* Your goal *
Pick out the lines below that include the string "Arab".

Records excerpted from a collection

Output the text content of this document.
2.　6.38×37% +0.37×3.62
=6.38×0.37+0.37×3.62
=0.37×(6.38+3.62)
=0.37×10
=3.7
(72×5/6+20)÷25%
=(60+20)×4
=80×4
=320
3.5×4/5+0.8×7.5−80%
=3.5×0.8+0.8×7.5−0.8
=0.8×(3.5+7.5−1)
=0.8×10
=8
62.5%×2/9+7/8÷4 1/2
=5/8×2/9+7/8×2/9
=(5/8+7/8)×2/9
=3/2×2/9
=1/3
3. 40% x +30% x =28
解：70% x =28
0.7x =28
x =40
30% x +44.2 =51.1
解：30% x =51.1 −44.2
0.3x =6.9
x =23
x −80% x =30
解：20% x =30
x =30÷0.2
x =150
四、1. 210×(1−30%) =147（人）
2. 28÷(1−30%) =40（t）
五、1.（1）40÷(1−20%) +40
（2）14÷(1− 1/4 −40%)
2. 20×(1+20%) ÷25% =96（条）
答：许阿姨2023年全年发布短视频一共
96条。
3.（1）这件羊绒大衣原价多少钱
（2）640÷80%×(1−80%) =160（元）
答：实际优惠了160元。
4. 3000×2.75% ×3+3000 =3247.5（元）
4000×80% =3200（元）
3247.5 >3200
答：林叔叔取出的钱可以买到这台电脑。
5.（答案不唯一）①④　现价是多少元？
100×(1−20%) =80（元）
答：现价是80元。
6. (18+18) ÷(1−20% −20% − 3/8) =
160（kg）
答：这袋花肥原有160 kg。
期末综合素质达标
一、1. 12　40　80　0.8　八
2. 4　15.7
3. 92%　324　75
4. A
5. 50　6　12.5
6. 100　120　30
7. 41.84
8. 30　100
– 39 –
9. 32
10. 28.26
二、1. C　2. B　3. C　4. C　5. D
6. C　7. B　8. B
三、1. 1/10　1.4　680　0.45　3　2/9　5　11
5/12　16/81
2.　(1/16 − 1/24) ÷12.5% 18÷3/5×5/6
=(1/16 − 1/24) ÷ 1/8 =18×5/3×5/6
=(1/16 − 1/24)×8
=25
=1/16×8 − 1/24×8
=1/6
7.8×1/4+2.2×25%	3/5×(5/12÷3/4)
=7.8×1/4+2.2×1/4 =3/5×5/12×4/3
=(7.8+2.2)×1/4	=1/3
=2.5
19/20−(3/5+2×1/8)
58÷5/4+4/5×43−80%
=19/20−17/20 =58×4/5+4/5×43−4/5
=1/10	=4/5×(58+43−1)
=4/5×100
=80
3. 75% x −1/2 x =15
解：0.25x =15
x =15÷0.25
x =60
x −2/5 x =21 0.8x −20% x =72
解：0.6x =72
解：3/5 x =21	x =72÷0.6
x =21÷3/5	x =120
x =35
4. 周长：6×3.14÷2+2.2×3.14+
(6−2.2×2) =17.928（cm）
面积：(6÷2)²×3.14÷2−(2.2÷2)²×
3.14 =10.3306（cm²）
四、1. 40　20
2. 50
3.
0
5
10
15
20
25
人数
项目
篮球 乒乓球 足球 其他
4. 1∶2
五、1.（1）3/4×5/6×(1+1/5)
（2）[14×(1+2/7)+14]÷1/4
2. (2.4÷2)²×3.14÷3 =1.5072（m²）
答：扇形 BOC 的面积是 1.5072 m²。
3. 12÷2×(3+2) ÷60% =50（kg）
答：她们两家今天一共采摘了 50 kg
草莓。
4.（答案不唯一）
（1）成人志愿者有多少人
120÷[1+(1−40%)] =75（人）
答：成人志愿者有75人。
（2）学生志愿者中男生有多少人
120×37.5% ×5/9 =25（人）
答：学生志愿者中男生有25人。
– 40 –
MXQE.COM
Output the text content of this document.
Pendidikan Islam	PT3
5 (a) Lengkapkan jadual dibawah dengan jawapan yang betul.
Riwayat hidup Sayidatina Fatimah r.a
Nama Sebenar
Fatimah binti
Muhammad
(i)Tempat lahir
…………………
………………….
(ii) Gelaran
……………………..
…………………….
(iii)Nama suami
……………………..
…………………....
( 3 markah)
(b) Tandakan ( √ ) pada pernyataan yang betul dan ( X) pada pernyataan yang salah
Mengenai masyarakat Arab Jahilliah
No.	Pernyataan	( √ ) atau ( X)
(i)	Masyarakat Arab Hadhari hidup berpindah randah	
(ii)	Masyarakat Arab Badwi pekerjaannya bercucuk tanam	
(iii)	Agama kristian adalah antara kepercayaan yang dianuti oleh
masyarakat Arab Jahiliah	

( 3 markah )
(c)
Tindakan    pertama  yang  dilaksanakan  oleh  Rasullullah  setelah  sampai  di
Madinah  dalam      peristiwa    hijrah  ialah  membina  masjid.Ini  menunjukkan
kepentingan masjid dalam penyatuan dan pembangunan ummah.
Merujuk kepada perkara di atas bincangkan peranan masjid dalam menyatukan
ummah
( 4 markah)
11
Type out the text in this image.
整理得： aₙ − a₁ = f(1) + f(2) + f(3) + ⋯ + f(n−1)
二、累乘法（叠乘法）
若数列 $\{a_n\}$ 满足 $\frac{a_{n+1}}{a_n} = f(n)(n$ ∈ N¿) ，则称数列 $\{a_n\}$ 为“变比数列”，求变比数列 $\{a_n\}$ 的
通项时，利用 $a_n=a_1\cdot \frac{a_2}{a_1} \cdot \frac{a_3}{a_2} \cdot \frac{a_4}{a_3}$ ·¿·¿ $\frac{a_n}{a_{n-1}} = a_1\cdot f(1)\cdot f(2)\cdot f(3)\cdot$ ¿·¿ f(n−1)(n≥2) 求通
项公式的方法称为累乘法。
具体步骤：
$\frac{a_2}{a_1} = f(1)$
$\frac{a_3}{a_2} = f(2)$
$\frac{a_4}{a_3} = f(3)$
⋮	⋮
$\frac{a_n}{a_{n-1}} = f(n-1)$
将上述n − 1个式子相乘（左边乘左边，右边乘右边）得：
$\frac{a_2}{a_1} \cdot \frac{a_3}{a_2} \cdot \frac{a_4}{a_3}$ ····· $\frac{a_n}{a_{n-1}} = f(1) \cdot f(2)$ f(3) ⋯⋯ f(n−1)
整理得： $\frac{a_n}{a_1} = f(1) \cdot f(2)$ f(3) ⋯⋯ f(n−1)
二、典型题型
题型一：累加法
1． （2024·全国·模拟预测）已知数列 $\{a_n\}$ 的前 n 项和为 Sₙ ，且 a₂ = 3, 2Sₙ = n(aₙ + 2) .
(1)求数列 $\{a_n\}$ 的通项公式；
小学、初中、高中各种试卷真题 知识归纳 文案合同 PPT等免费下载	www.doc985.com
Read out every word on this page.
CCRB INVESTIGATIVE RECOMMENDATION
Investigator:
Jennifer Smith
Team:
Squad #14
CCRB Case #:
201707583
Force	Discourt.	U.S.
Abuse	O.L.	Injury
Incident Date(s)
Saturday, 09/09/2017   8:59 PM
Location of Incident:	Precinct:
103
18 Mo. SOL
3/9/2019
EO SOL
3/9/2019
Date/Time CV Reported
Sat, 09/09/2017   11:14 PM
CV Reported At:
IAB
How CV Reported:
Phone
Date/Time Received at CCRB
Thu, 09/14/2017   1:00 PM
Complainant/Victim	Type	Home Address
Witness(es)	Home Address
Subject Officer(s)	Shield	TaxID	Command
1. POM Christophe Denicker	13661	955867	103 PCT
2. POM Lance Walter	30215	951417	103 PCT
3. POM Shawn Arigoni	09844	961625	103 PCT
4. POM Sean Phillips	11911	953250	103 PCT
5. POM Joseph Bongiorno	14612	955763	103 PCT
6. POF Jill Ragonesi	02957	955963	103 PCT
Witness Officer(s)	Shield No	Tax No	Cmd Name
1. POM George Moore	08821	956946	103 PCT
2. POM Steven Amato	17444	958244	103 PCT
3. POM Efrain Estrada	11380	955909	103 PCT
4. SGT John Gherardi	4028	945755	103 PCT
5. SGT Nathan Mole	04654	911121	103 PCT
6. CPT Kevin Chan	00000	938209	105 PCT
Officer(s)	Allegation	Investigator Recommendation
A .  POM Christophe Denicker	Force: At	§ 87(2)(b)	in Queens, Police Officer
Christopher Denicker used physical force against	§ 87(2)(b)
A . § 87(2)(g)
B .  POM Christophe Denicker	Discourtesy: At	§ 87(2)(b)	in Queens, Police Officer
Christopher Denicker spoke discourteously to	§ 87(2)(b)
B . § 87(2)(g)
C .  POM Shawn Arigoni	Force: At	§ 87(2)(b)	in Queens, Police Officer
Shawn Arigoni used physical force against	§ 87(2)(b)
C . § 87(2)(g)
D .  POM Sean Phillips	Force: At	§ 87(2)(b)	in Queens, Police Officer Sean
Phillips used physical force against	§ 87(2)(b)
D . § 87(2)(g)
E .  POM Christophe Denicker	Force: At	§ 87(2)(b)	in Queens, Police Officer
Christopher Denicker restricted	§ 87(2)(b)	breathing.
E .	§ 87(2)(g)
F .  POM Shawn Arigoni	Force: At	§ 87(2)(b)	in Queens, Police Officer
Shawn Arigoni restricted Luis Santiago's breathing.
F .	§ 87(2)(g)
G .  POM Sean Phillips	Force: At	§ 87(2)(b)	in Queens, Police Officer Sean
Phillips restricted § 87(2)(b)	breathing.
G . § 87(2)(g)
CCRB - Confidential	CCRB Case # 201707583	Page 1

* Reply *
Mengenai masyarakat Arab Jahilliah
(i)	Masyarakat Arab Hadhari hidup berpindah randah	
(ii)	Masyarakat Arab Badwi pekerjaannya bercucuk tanam	
masyarakat Arab Jahiliah	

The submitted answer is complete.